• [TASK PROMPT]: Give the number of lines in the listing that hold the word "prediction". Write nothing but that number.

• [EXTRACTED MATERIAL]:
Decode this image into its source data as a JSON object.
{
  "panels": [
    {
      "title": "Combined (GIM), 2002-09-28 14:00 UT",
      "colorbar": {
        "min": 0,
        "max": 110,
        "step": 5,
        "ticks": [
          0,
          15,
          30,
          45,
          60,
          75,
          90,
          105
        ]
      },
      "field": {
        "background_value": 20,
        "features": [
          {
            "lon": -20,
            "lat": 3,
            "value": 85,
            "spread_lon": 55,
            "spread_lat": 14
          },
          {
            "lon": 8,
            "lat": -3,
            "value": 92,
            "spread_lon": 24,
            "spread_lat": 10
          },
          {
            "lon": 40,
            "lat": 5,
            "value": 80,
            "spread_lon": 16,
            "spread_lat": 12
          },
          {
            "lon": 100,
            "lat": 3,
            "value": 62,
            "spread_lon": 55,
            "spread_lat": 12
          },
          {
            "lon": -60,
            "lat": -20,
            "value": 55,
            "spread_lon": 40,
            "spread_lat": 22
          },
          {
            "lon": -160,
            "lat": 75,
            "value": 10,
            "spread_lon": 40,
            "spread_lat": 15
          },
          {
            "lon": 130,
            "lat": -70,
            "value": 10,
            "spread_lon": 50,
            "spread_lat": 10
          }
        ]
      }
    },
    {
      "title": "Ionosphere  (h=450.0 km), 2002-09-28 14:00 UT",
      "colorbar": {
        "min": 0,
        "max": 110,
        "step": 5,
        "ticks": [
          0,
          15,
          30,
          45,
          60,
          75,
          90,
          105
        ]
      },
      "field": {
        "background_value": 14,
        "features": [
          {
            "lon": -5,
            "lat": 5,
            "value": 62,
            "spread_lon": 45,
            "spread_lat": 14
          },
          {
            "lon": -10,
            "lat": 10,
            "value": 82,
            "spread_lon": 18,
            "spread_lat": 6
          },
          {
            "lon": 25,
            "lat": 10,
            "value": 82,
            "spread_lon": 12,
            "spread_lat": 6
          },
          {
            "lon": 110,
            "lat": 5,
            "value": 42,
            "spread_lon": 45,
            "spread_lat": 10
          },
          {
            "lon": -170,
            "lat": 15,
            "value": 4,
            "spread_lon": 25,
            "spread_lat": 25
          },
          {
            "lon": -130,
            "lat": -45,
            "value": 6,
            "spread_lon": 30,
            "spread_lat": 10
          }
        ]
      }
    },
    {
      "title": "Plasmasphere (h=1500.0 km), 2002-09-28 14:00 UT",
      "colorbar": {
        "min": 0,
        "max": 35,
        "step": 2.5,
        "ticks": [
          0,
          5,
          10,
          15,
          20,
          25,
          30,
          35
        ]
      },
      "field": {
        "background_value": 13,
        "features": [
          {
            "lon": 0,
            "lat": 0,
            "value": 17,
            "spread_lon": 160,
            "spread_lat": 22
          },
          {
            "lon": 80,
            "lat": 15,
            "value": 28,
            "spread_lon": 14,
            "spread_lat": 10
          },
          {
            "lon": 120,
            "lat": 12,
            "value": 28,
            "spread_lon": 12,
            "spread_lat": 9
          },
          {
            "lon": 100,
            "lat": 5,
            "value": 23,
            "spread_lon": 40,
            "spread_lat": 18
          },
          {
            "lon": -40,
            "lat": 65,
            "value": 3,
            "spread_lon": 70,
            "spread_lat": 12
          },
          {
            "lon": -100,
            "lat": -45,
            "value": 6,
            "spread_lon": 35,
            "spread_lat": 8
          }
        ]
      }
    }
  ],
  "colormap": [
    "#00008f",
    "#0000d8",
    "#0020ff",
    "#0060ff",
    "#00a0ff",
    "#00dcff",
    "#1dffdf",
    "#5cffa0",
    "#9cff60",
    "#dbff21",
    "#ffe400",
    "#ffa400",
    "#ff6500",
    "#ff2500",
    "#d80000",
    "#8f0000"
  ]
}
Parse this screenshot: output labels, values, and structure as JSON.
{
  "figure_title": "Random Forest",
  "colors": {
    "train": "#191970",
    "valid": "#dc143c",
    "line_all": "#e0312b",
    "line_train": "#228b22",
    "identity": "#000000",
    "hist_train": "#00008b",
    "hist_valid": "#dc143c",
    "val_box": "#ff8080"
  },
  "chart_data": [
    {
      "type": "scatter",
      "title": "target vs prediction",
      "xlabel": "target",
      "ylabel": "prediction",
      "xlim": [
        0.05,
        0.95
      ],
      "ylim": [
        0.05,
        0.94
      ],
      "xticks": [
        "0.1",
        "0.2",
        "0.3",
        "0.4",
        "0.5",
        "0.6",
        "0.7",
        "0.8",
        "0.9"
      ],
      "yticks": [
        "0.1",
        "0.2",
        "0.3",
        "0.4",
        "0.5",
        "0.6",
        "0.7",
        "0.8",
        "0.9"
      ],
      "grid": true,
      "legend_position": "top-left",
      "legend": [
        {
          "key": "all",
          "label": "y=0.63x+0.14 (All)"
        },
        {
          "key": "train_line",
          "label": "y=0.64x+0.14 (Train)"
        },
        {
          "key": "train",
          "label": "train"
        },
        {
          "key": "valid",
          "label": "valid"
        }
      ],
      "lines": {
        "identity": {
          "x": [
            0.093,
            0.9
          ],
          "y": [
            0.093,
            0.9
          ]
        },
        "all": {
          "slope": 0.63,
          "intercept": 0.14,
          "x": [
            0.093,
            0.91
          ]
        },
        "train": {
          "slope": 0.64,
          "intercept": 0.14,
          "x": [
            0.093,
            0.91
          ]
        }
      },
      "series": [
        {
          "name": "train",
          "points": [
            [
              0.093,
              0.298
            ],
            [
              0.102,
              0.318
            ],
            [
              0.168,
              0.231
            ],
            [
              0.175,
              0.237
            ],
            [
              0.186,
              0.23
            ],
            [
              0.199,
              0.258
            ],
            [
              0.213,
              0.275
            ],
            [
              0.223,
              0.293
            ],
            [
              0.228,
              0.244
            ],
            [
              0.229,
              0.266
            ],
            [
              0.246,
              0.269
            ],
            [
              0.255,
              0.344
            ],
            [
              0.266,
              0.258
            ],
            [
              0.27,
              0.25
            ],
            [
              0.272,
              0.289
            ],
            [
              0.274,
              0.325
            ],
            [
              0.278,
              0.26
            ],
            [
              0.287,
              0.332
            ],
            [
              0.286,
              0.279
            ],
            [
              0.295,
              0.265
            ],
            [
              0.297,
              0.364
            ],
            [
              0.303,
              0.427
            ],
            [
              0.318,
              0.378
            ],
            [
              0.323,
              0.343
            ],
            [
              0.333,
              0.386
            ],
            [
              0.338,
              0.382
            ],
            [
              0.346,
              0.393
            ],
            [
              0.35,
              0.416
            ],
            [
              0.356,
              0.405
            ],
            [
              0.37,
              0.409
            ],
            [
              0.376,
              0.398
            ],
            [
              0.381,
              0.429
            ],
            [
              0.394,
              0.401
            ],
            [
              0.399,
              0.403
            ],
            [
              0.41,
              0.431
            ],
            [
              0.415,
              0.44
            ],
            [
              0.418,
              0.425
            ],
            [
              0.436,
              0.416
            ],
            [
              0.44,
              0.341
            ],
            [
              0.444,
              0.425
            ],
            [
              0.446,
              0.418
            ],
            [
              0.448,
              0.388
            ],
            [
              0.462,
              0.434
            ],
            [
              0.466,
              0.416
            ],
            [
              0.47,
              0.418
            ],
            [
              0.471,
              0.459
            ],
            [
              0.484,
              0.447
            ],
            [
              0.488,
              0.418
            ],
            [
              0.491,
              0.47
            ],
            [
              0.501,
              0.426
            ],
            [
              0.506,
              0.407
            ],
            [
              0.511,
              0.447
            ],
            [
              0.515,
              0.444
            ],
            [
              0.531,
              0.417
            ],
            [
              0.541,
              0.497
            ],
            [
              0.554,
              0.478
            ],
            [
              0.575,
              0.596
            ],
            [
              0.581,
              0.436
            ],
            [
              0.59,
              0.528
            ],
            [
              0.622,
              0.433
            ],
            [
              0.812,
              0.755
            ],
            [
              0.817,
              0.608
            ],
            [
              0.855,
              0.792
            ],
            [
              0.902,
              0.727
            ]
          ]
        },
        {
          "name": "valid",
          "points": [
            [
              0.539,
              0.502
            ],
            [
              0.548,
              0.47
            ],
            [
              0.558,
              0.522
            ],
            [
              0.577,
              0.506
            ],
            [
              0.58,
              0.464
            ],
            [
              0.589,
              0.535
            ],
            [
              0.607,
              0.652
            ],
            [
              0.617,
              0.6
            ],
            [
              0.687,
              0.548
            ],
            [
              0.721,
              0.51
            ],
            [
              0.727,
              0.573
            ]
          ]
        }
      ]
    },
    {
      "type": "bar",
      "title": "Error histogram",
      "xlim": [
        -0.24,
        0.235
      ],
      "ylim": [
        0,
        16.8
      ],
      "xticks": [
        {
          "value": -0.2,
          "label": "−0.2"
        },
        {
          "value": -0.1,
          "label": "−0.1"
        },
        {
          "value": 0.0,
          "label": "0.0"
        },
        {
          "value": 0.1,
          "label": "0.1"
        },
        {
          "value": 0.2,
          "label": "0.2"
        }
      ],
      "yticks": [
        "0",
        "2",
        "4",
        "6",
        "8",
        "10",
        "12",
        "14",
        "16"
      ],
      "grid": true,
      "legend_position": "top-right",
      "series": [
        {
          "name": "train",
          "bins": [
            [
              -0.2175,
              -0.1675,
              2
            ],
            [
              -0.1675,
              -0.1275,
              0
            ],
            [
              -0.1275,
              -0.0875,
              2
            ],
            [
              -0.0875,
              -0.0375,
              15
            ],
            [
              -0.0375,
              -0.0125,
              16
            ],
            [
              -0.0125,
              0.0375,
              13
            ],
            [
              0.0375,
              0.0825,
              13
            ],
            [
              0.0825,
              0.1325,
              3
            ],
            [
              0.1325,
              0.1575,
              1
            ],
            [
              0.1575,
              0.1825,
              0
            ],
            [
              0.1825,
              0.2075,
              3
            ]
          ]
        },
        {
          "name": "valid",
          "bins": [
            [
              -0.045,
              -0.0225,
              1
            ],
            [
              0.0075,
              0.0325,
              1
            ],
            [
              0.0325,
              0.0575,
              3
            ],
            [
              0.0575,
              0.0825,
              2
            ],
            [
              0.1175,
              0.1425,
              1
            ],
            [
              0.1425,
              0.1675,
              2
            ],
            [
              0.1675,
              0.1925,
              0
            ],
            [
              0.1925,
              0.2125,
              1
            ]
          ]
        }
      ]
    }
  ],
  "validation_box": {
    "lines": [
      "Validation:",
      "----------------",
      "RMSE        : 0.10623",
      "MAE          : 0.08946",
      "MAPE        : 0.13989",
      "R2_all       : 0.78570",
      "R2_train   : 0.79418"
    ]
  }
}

• [TASK OUTPUT]: 2